**Directive:** Send back all the data below, exactly as given.

**The input:**
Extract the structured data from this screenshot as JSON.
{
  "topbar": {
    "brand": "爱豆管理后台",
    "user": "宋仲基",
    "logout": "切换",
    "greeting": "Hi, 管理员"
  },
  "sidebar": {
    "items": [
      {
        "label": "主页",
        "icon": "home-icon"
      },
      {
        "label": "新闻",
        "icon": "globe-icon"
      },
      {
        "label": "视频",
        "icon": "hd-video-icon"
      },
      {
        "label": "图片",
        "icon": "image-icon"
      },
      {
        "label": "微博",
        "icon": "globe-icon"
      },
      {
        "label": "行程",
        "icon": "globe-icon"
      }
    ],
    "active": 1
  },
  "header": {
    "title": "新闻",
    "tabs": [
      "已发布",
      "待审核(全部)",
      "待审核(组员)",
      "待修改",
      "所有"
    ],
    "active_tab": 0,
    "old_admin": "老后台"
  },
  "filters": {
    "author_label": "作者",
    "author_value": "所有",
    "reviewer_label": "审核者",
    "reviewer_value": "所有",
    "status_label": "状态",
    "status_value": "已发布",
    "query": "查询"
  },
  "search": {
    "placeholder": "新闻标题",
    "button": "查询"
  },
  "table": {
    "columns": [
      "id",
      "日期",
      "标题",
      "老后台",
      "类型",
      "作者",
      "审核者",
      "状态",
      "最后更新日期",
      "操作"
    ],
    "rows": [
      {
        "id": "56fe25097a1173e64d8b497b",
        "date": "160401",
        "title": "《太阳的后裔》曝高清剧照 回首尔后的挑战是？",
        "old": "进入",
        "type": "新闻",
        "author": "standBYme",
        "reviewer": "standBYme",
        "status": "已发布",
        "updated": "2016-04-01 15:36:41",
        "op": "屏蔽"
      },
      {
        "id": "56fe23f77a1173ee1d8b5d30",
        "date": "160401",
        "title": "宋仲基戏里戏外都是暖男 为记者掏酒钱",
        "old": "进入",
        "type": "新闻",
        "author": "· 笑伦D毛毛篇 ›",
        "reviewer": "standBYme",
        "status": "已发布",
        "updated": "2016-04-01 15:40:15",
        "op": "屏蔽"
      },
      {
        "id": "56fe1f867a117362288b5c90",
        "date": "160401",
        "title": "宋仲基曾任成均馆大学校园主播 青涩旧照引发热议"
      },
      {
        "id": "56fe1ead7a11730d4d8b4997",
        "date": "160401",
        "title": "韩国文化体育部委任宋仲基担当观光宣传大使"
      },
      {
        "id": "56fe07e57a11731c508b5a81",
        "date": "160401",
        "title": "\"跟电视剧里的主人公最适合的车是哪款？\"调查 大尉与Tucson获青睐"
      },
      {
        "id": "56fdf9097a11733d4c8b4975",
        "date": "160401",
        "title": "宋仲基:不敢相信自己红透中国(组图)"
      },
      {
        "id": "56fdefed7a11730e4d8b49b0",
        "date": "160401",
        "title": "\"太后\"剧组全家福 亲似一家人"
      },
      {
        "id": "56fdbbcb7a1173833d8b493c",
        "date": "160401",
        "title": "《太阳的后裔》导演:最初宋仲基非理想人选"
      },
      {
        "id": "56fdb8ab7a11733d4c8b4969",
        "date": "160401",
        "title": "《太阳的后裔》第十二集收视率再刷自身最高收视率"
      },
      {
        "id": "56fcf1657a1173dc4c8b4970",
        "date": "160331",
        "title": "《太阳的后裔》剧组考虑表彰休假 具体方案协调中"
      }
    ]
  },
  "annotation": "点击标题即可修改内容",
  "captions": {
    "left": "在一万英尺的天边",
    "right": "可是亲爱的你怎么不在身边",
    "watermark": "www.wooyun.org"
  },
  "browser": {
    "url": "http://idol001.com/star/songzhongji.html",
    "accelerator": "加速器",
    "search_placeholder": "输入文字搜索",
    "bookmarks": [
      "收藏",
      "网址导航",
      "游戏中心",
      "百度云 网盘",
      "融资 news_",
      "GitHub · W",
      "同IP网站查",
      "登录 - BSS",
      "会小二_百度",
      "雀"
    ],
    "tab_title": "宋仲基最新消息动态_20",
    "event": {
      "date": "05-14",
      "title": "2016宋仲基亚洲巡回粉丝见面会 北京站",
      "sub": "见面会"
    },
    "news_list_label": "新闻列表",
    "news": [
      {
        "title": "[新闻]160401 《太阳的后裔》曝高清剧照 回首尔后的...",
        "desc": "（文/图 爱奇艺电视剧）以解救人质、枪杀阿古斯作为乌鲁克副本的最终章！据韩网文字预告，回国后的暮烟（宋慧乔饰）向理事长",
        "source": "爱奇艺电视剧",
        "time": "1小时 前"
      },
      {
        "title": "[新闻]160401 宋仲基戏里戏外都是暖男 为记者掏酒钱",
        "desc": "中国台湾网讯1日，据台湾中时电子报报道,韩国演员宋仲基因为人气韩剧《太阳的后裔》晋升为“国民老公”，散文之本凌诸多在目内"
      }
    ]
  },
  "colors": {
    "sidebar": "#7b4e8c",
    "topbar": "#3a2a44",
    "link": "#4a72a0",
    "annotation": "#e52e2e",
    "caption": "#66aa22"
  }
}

**Expected output:**
Extract the structured data from this screenshot as JSON.
{
  "topbar": {
    "brand": "爱豆管理后台",
    "user": "宋仲基",
    "logout": "切换",
    "greeting": "Hi, 管理员"
  },
  "sidebar": {
    "items": [
      {
        "label": "主页",
        "icon": "home-icon"
      },
      {
        "label": "新闻",
        "icon": "globe-icon"
      },
      {
        "label": "视频",
        "icon": "hd-video-icon"
      },
      {
        "label": "图片",
        "icon": "image-icon"
      },
      {
        "label": "微博",
        "icon": "globe-icon"
      },
      {
        "label": "行程",
        "icon": "globe-icon"
      }
    ],
    "active": 1
  },
  "header": {
    "title": "新闻",
    "tabs": [
      "已发布",
      "待审核(全部)",
      "待审核(组员)",
      "待修改",
      "所有"
    ],
    "active_tab": 0,
    "old_admin": "老后台"
  },
  "filters": {
    "author_label": "作者",
    "author_value": "所有",
    "reviewer_label": "审核者",
    "reviewer_value": "所有",
    "status_label": "状态",
    "status_value": "已发布",
    "query": "查询"
  },
  "search": {
    "placeholder": "新闻标题",
    "button": "查询"
  },
  "table": {
    "columns": [
      "id",
      "日期",
      "标题",
      "老后台",
      "类型",
      "作者",
      "审核者",
      "状态",
      "最后更新日期",
      "操作"
    ],
    "rows": [
      {
        "id": "56fe25097a1173e64d8b497b",
        "date": "160401",
        "title": "《太阳的后裔》曝高清剧照 回首尔后的挑战是？",
        "old": "进入",
        "type": "新闻",
        "author": "standBYme",
        "reviewer": "standBYme",
        "status": "已发布",
        "updated": "2016-04-01 15:36:41",
        "op": "屏蔽"
      },
      {
        "id": "56fe23f77a1173ee1d8b5d30",
        "date": "160401",
        "title": "宋仲基戏里戏外都是暖男 为记者掏酒钱",
        "old": "进入",
        "type": "新闻",
        "author": "· 笑伦D毛毛篇 ›",
        "reviewer": "standBYme",
        "status": "已发布",
        "updated": "2016-04-01 15:40:15",
        "op": "屏蔽"
      },
      {
        "id": "56fe1f867a117362288b5c90",
        "date": "160401",
        "title": "宋仲基曾任成均馆大学校园主播 青涩旧照引发热议"
      },
      {
        "id": "56fe1ead7a11730d4d8b4997",
        "date": "160401",
        "title": "韩国文化体育部委任宋仲基担当观光宣传大使"
      },
      {
        "id": "56fe07e57a11731c508b5a81",
        "date": "160401",
        "title": "\"跟电视剧里的主人公最适合的车是哪款？\"调查 大尉与Tucson获青睐"
      },
      {
        "id": "56fdf9097a11733d4c8b4975",
        "date": "160401",
        "title": "宋仲基:不敢相信自己红透中国(组图)"
      },
      {
        "id": "56fdefed7a11730e4d8b49b0",
        "date": "160401",
        "title": "\"太后\"剧组全家福 亲似一家人"
      },
      {
        "id": "56fdbbcb7a1173833d8b493c",
        "date": "160401",
        "title": "《太阳的后裔》导演:最初宋仲基非理想人选"
      },
      {
        "id": "56fdb8ab7a11733d4c8b4969",
        "date": "160401",
        "title": "《太阳的后裔》第十二集收视率再刷自身最高收视率"
      },
      {
        "id": "56fcf1657a1173dc4c8b4970",
        "date": "160331",
        "title": "《太阳的后裔》剧组考虑表彰休假 具体方案协调中"
      }
    ]
  },
  "annotation": "点击标题即可修改内容",
  "captions": {
    "left": "在一万英尺的天边",
    "right": "可是亲爱的你怎么不在身边",
    "watermark": "www.wooyun.org"
  },
  "browser": {
    "url": "http://idol001.com/star/songzhongji.html",
    "accelerator": "加速器",
    "search_placeholder": "输入文字搜索",
    "bookmarks": [
      "收藏",
      "网址导航",
      "游戏中心",
      "百度云 网盘",
      "融资 news_",
      "GitHub · W",
      "同IP网站查",
      "登录 - BSS",
      "会小二_百度",
      "雀"
    ],
    "tab_title": "宋仲基最新消息动态_20",
    "event": {
      "date": "05-14",
      "title": "2016宋仲基亚洲巡回粉丝见面会 北京站",
      "sub": "见面会"
    },
    "news_list_label": "新闻列表",
    "news": [
      {
        "title": "[新闻]160401 《太阳的后裔》曝高清剧照 回首尔后的...",
        "desc": "（文/图 爱奇艺电视剧）以解救人质、枪杀阿古斯作为乌鲁克副本的最终章！据韩网文字预告，回国后的暮烟（宋慧乔饰）向理事长",
        "source": "爱奇艺电视剧",
        "time": "1小时 前"
      },
      {
        "title": "[新闻]160401 宋仲基戏里戏外都是暖男 为记者掏酒钱",
        "desc": "中国台湾网讯1日，据台湾中时电子报报道,韩国演员宋仲基因为人气韩剧《太阳的后裔》晋升为“国民老公”，散文之本凌诸多在目内"
      }
    ]
  },
  "colors": {
    "sidebar": "#7b4e8c",
    "topbar": "#3a2a44",
    "link": "#4a72a0",
    "annotation": "#e52e2e",
    "caption": "#66aa22"
  }
}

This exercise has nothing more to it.